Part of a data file
***
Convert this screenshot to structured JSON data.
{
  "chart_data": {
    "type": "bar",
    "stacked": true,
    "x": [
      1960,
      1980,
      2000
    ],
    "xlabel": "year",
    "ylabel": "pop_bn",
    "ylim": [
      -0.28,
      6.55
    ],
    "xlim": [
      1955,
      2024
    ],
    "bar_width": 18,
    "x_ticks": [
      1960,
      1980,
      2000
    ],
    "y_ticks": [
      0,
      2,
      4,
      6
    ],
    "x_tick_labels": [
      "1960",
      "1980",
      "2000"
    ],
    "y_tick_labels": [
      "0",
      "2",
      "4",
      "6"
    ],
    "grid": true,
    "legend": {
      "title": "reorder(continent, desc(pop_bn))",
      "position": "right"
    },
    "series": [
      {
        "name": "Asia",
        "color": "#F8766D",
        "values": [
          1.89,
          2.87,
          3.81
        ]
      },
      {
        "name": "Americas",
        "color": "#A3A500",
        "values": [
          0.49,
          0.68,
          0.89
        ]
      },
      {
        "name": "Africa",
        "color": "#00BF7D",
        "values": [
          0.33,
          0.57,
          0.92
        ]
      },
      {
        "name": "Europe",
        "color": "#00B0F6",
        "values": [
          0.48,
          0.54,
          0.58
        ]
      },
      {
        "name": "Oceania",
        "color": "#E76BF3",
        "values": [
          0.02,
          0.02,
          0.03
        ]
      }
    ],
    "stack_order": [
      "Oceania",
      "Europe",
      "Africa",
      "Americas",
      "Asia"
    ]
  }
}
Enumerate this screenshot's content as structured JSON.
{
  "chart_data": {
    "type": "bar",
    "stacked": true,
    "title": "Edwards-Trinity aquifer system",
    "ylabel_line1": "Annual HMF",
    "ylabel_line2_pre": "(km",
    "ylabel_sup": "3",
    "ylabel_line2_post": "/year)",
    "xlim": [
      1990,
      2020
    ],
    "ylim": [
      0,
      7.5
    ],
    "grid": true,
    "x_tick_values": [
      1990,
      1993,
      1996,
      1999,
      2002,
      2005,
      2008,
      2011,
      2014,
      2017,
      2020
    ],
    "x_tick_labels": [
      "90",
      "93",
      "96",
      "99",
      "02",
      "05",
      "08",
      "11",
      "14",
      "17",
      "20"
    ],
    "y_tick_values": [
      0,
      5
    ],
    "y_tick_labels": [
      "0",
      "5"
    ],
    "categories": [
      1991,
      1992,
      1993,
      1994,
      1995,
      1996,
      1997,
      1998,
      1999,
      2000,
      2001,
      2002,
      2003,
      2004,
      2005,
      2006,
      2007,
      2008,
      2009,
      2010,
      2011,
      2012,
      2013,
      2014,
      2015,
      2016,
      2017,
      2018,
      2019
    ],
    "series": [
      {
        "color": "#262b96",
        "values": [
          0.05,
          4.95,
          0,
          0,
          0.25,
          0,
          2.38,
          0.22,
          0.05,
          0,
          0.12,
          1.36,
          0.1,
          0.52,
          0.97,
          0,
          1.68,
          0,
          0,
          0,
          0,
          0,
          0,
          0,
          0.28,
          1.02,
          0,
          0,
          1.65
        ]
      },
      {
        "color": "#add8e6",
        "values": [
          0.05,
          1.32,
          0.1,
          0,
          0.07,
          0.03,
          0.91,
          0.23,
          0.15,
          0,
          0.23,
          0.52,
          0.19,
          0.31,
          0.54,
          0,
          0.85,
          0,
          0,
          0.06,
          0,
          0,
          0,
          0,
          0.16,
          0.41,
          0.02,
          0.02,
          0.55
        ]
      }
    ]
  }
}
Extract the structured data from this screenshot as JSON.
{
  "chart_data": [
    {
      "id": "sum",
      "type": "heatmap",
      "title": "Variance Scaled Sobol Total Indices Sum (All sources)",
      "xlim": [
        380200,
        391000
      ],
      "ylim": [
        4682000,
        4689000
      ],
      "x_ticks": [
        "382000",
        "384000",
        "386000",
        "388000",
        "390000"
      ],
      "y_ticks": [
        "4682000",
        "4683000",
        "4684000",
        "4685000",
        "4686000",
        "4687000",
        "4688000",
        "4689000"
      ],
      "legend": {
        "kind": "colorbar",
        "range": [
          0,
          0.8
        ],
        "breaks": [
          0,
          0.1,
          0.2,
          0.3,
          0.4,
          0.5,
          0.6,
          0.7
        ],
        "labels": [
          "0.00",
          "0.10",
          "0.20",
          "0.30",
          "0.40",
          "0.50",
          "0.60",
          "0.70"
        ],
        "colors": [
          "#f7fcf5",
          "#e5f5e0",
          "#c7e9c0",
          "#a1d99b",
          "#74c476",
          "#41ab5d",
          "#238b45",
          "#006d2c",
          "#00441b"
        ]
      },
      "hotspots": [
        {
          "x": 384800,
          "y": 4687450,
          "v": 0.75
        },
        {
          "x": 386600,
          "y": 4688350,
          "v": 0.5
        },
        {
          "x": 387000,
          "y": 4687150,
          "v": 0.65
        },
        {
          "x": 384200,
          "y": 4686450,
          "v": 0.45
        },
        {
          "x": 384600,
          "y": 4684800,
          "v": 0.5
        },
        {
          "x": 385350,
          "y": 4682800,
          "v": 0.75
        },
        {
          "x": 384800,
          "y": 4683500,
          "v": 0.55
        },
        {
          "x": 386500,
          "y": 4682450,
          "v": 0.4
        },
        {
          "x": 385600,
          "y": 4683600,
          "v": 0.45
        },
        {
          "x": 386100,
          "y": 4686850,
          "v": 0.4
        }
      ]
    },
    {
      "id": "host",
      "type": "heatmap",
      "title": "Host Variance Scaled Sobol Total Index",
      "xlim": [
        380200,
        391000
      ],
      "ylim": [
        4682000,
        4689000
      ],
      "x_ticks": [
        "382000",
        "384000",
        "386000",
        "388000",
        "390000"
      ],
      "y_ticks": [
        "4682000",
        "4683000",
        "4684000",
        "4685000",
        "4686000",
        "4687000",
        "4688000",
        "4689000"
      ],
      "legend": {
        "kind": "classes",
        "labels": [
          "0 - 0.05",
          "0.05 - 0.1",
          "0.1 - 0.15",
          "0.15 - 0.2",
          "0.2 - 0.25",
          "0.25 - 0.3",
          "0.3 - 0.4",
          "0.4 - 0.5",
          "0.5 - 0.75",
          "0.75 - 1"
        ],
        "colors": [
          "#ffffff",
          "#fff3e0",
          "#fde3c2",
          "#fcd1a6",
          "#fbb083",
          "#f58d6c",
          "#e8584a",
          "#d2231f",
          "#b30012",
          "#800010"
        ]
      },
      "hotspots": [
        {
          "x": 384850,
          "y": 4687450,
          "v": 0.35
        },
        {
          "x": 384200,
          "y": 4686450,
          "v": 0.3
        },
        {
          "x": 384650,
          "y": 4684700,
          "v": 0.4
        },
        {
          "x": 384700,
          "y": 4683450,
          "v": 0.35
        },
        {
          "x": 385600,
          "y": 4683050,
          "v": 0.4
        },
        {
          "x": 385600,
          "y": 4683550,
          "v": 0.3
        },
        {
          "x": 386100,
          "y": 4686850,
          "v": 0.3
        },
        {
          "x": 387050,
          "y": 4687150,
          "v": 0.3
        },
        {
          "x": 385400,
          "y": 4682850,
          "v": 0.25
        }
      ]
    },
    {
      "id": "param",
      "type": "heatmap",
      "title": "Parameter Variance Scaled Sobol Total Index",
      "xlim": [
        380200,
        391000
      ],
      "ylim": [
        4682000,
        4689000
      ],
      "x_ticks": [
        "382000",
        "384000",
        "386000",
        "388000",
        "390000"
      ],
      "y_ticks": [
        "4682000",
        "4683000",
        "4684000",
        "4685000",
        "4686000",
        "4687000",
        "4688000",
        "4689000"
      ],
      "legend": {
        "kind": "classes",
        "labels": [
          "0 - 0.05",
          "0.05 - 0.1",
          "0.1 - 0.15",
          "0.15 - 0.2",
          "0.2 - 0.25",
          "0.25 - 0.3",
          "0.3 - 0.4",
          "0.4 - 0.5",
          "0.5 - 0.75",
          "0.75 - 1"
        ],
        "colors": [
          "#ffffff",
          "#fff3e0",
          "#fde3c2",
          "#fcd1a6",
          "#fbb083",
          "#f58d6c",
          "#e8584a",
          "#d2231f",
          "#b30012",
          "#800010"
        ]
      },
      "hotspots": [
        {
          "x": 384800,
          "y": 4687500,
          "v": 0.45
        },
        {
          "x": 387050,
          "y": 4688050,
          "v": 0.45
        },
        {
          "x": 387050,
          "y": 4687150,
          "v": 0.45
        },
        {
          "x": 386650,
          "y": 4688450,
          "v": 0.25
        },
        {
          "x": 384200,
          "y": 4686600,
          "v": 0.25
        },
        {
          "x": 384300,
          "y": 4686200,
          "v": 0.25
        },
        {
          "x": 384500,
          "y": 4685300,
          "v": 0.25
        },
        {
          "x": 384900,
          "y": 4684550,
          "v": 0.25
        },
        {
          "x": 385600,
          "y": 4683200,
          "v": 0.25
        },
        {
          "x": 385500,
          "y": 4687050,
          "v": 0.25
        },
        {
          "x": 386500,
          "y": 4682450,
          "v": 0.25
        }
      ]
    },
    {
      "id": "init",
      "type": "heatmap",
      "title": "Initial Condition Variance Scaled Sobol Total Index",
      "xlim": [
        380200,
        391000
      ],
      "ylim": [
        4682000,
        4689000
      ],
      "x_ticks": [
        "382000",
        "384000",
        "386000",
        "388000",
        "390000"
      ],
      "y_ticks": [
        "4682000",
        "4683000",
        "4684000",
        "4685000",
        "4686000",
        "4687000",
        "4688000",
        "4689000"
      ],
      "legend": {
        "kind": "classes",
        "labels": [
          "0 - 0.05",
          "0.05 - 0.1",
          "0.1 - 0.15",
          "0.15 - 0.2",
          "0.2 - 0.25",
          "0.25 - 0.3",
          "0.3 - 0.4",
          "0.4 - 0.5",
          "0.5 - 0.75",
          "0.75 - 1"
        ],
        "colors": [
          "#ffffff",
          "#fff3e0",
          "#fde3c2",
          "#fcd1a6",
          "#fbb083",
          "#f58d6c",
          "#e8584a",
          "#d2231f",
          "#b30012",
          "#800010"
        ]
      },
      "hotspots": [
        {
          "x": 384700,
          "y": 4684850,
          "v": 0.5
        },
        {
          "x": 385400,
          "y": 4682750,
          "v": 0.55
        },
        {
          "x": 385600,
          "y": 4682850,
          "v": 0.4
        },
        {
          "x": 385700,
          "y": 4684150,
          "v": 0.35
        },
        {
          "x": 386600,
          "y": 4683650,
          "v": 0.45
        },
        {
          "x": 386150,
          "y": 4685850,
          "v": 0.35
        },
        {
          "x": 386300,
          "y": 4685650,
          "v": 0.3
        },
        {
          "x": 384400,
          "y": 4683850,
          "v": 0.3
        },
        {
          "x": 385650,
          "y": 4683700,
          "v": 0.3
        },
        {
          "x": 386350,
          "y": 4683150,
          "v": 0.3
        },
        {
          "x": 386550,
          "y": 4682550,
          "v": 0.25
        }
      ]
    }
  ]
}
***
GIVEN TASK:
The answer is one number: how many lines of the material above contain "JSON".

WORKED SOLUTION:
3